* Start DATA EXTRACT *
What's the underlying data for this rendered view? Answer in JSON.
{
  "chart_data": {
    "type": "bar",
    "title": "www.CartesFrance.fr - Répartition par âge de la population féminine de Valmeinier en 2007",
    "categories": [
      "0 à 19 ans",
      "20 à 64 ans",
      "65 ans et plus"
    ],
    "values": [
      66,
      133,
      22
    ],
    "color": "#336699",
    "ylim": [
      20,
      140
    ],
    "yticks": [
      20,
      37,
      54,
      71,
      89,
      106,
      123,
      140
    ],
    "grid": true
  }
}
* End DATA EXTRACT *
TASK OBJECTIVE » Please repeat the material above, word for word and in full.

WRITTEN ANSWER »
What's the underlying data for this rendered view? Answer in JSON.
{
  "chart_data": {
    "type": "bar",
    "title": "www.CartesFrance.fr - Répartition par âge de la population féminine de Valmeinier en 2007",
    "categories": [
      "0 à 19 ans",
      "20 à 64 ans",
      "65 ans et plus"
    ],
    "values": [
      66,
      133,
      22
    ],
    "color": "#336699",
    "ylim": [
      20,
      140
    ],
    "yticks": [
      20,
      37,
      54,
      71,
      89,
      106,
      123,
      140
    ],
    "grid": true
  }
}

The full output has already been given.